**Challenge**
Find the lines holding "省级工程研究中心" and copy them.

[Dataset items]
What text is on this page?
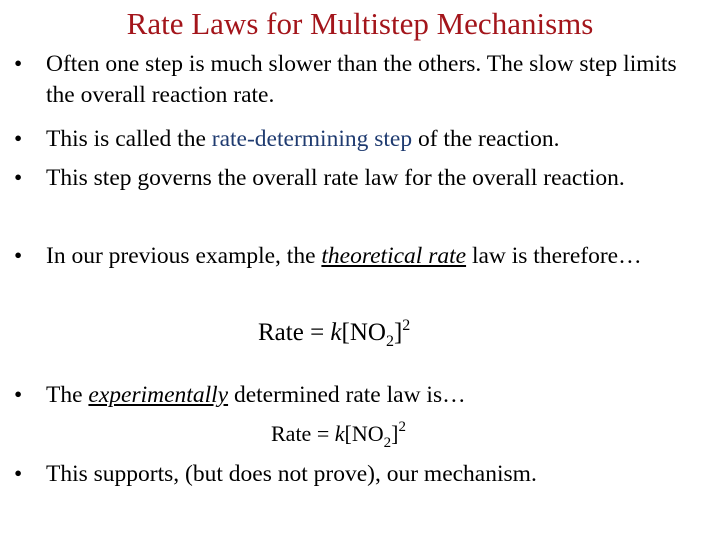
Rate Laws for Multistep Mechanisms
•	Often one step is much slower than the others. The slow step limits the overall reaction rate.
•	This is called the rate-determining step of the reaction.
•	This step governs the overall rate law for the overall reaction.
•	In our previous example, the theoretical rate law is therefore…
Rate = $k[NO_2]^2$
•	The experimentally determined rate law is…
Rate = $k[NO_2]^2$
•	This supports, (but does not prove), our mechanism.
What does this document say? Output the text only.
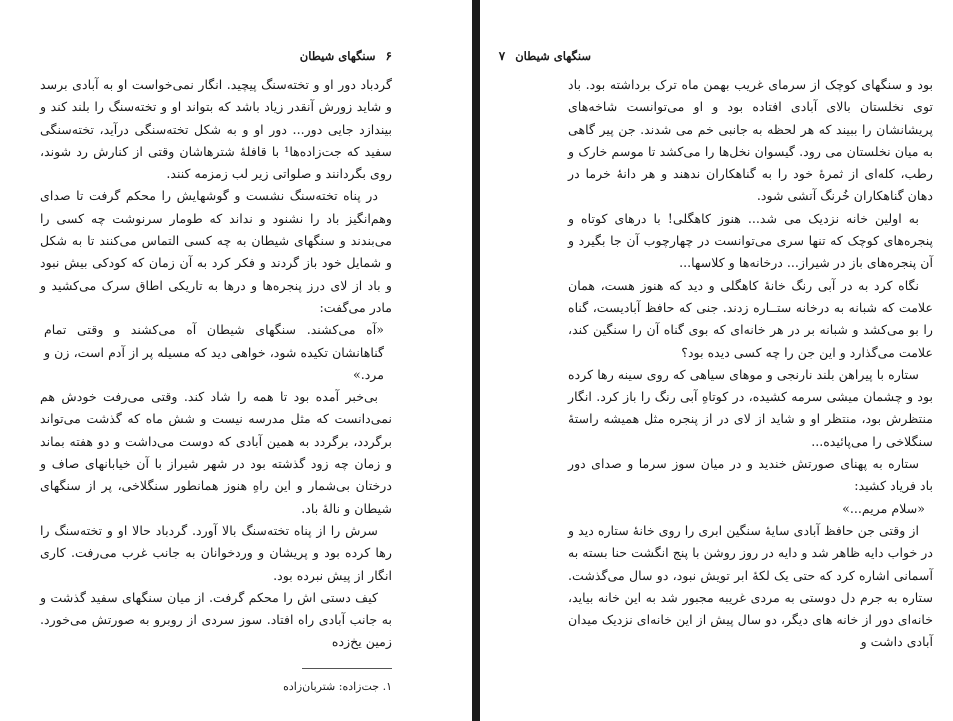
۶
سنگهای شیطان

گردباد دور او و تخته‌سنگ پیچید. انگار نمی‌خواست او به آبادی برسد و شاید زورش آنقدر زیاد باشد که بتواند او و تخته‌سنگ را بلند کند و بیندازد جایی دور... دور او و به شکل تخته‌سنگی درآید، تخته‌سنگی سفید که جت‌زاده‌ها¹ با قافلهٔ شترهاشان وقتی از کنارش رد شوند، روی بگردانند و صلواتی زیر لب زمزمه کنند.

در پناه تخته‌سنگ نشست و گوشهایش را محکم گرفت تا صدای وهم‌انگیز باد را نشنود و نداند که طومار سرنوشت چه کسی را می‌بندند و سنگهای شیطان به چه کسی التماس می‌کنند تا به شکل و شمایل خود باز گردند و فکر کرد به آن زمان که کودکی بیش نبود و باد از لای درز پنجره‌ها و درها به تاریکی اطاق سرک می‌کشید و مادر می‌گفت:

«آه می‌کشند. سنگهای شیطان آه می‌کشند و وقتی تمام گناهانشان تکیده شود، خواهی دید که مسیله پر از آدم است، زن و مرد.»

بی‌خبر آمده بود تا همه را شاد کند. وقتی می‌رفت خودش هم نمی‌دانست که مثل مدرسه نیست و شش ماه که گذشت می‌تواند برگردد، برگردد به همین آبادی که دوست می‌داشت و دو هفته بماند و زمان چه زود گذشته بود در شهر شیراز با آن خیابانهای صاف و درختان بی‌شمار و این راهِ هنوز همانطور سنگلاخی، پر از سنگهای شیطان و نالهٔ باد.

سرش را از پناه تخته‌سنگ بالا آورد. گردباد حالا او و تخته‌سنگ را رها کرده بود و پریشان و وردخوانان به جانب غرب می‌رفت. کاری انگار از پیش نبرده بود.

کیف دستی اش را محکم گرفت. از میان سنگهای سفید گذشت و به جانب آبادی راه افتاد. سوز سردی از روبرو به صورتش می‌خورد. زمین یخ‌زده

۱. جت‌زاده: شتربان‌زاده
سنگهای شیطان
۷

بود و سنگهای کوچک از سرمای غریب بهمن ماه ترک برداشته بود. باد توی نخلستان بالای آبادی افتاده بود و او می‌توانست شاخه‌های پریشانشان را ببیند که هر لحظه به جانبی خم می شدند. جن پیر گاهی به میان نخلستان می رود. گیسوان نخل‌ها را می‌کشد تا موسم خارک و رطب، کله‌ای از ثمرهٔ خود را به گناهکاران ندهند و هر دانهٔ خرما در دهان گناهکاران خُرنگ آتشی شود.

به اولین خانه نزدیک می شد... هنوز کاهگلی! با درهای کوتاه و پنجره‌های کوچک که تنها سری می‌توانست در چهارچوب آن جا بگیرد و آن پنجره‌های باز در شیراز... درخانه‌ها و کلاسها...

نگاه کرد به در آبی رنگ خانهٔ کاهگلی و دید که هنوز هست، همان علامت که شبانه به درخانه ستــاره زدند. جنی که حافظ آبادیست، گناه را بو می‌کشد و شبانه بر در هر خانه‌ای که بوی گناه آن را سنگین کند، علامت می‌گذارد و این جن را چه کسی دیده بود؟

ستاره با پیراهن بلند نارنجی و موهای سیاهی که روی سینه رها کرده بود و چشمان میشی سرمه کشیده، در کوتاهِ آبی رنگ را باز کرد. انگار منتظرش بود، منتظر او و شاید از لای در از پنجره مثل همیشه راستهٔ سنگلاخی را می‌پائیده...

ستاره به پهنای صورتش خندید و در میان سوز سرما و صدای دور باد فریاد کشید:

«سلام مریم...»

از وقتی جن حافظ آبادی سایهٔ سنگین ابری را روی خانهٔ ستاره دید و در خواب دایه ظاهر شد و دایه در روز روشن با پنج انگشت حنا بسته به آسمانی اشاره کرد که حتی یک لکهٔ ابر تویش نبود، دو سال می‌گذشت. ستاره به جرم دل دوستی به مردی غریبه مجبور شد به این خانه بیاید، خانه‌ای دور از خانه های دیگر، دو سال پیش از این خانه‌ای نزدیک میدان آبادی داشت و
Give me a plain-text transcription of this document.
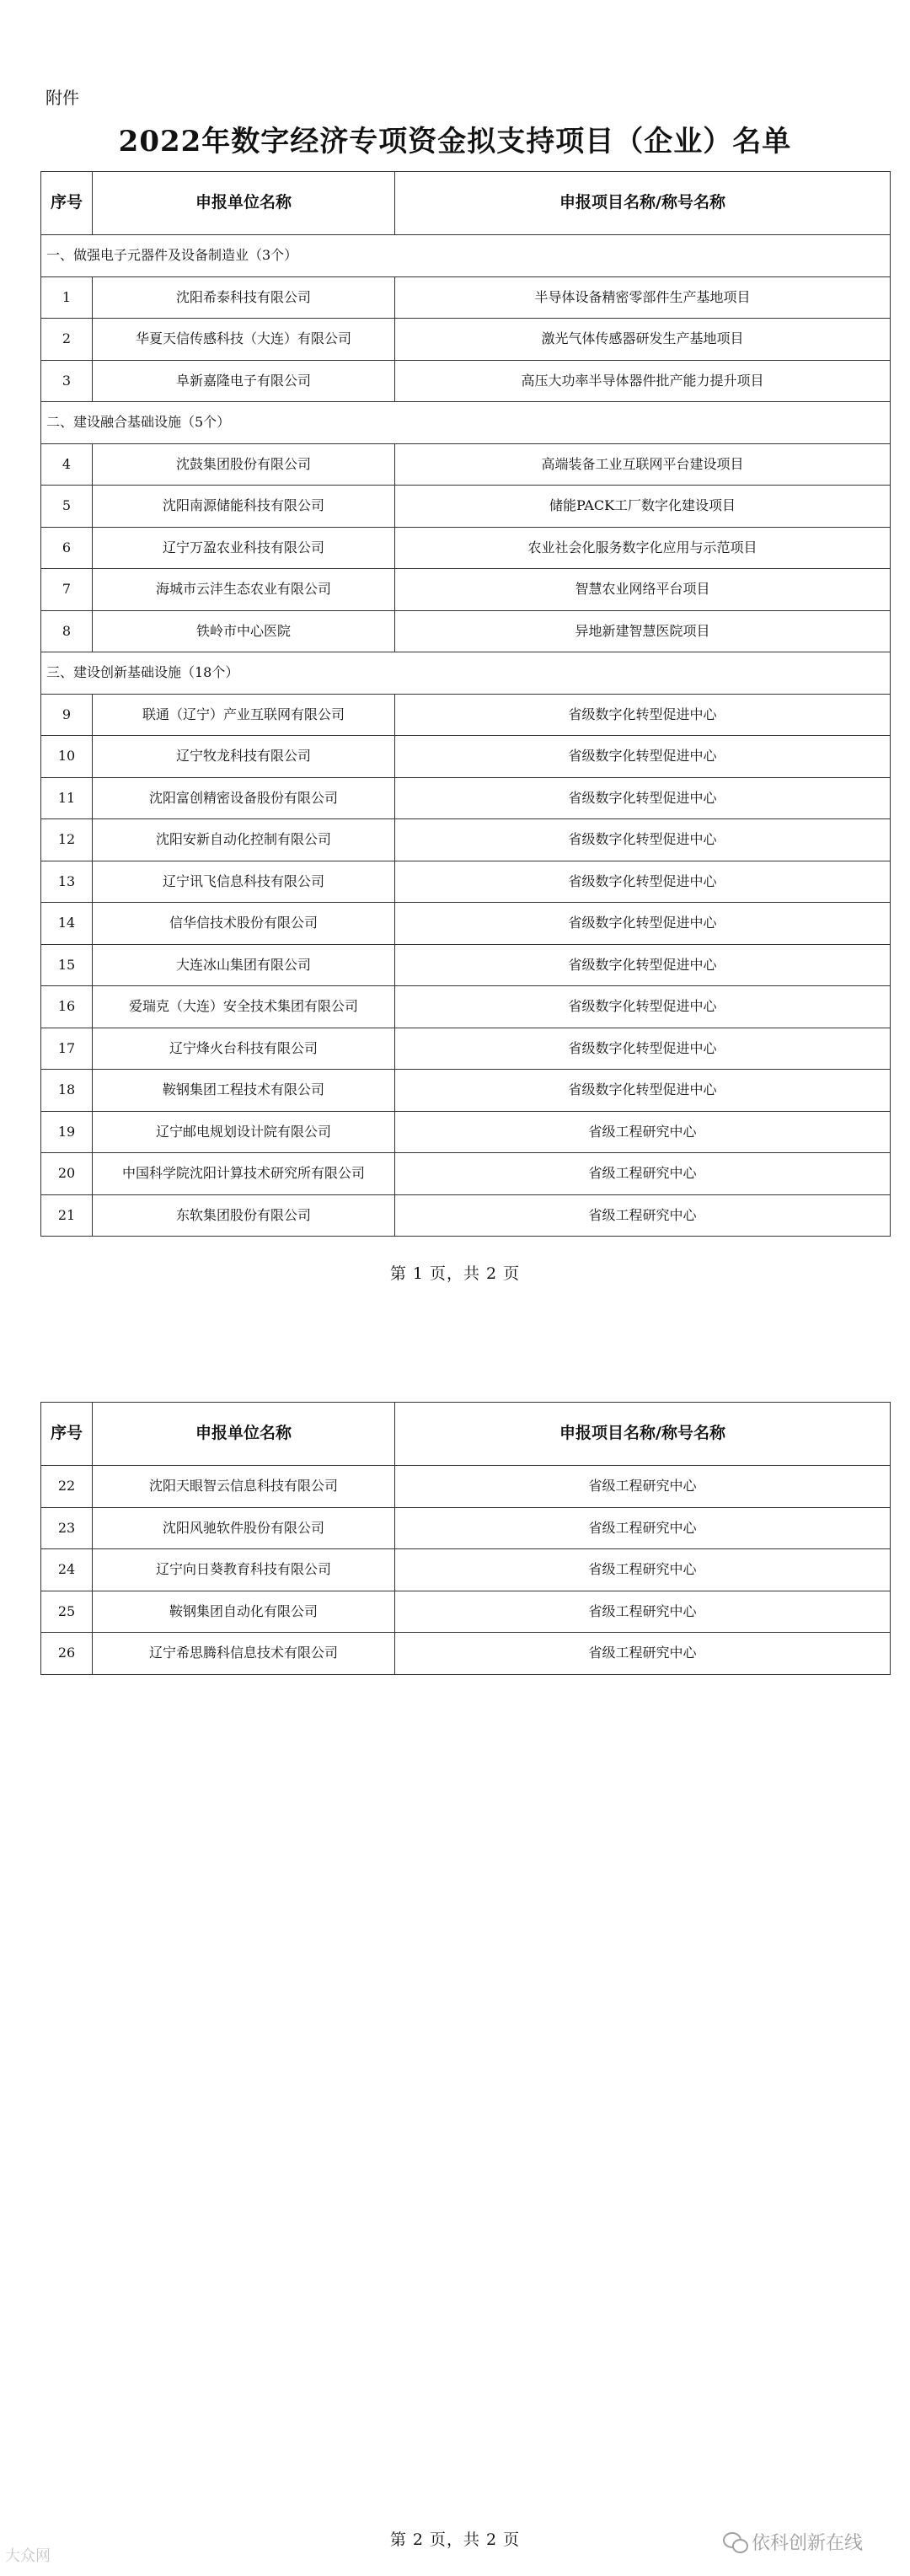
附件
2022年数字经济专项资金拟支持项目（企业）名单
序号	申报单位名称	申报项目名称/称号名称
一、做强电子元器件及设备制造业（3个）		
1	沈阳希泰科技有限公司	半导体设备精密零部件生产基地项目
2	华夏天信传感科技（大连）有限公司	激光气体传感器研发生产基地项目
3	阜新嘉隆电子有限公司	高压大功率半导体器件批产能力提升项目
二、建设融合基础设施（5个）		
4	沈鼓集团股份有限公司	高端装备工业互联网平台建设项目
5	沈阳南源储能科技有限公司	储能PACK工厂数字化建设项目
6	辽宁万盈农业科技有限公司	农业社会化服务数字化应用与示范项目
7	海城市云沣生态农业有限公司	智慧农业网络平台项目
8	铁岭市中心医院	异地新建智慧医院项目
三、建设创新基础设施（18个）		
9	联通（辽宁）产业互联网有限公司	省级数字化转型促进中心
10	辽宁牧龙科技有限公司	省级数字化转型促进中心
11	沈阳富创精密设备股份有限公司	省级数字化转型促进中心
12	沈阳安新自动化控制有限公司	省级数字化转型促进中心
13	辽宁讯飞信息科技有限公司	省级数字化转型促进中心
14	信华信技术股份有限公司	省级数字化转型促进中心
15	大连冰山集团有限公司	省级数字化转型促进中心
16	爱瑞克（大连）安全技术集团有限公司	省级数字化转型促进中心
17	辽宁烽火台科技有限公司	省级数字化转型促进中心
18	鞍钢集团工程技术有限公司	省级数字化转型促进中心
19	辽宁邮电规划设计院有限公司	省级工程研究中心
20	中国科学院沈阳计算技术研究所有限公司	省级工程研究中心
21	东软集团股份有限公司	省级工程研究中心
第 1 页，共 2 页
序号	申报单位名称	申报项目名称/称号名称
22	沈阳天眼智云信息科技有限公司	省级工程研究中心
23	沈阳风驰软件股份有限公司	省级工程研究中心
24	辽宁向日葵教育科技有限公司	省级工程研究中心
25	鞍钢集团自动化有限公司	省级工程研究中心
26	辽宁希思腾科信息技术有限公司	省级工程研究中心
第 2 页，共 2 页
大众网
依科创新在线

**Expected output**
19	辽宁邮电规划设计院有限公司	省级工程研究中心
20	中国科学院沈阳计算技术研究所有限公司	省级工程研究中心
21	东软集团股份有限公司	省级工程研究中心
22	沈阳天眼智云信息科技有限公司	省级工程研究中心
23	沈阳风驰软件股份有限公司	省级工程研究中心
24	辽宁向日葵教育科技有限公司	省级工程研究中心
25	鞍钢集团自动化有限公司	省级工程研究中心
26	辽宁希思腾科信息技术有限公司	省级工程研究中心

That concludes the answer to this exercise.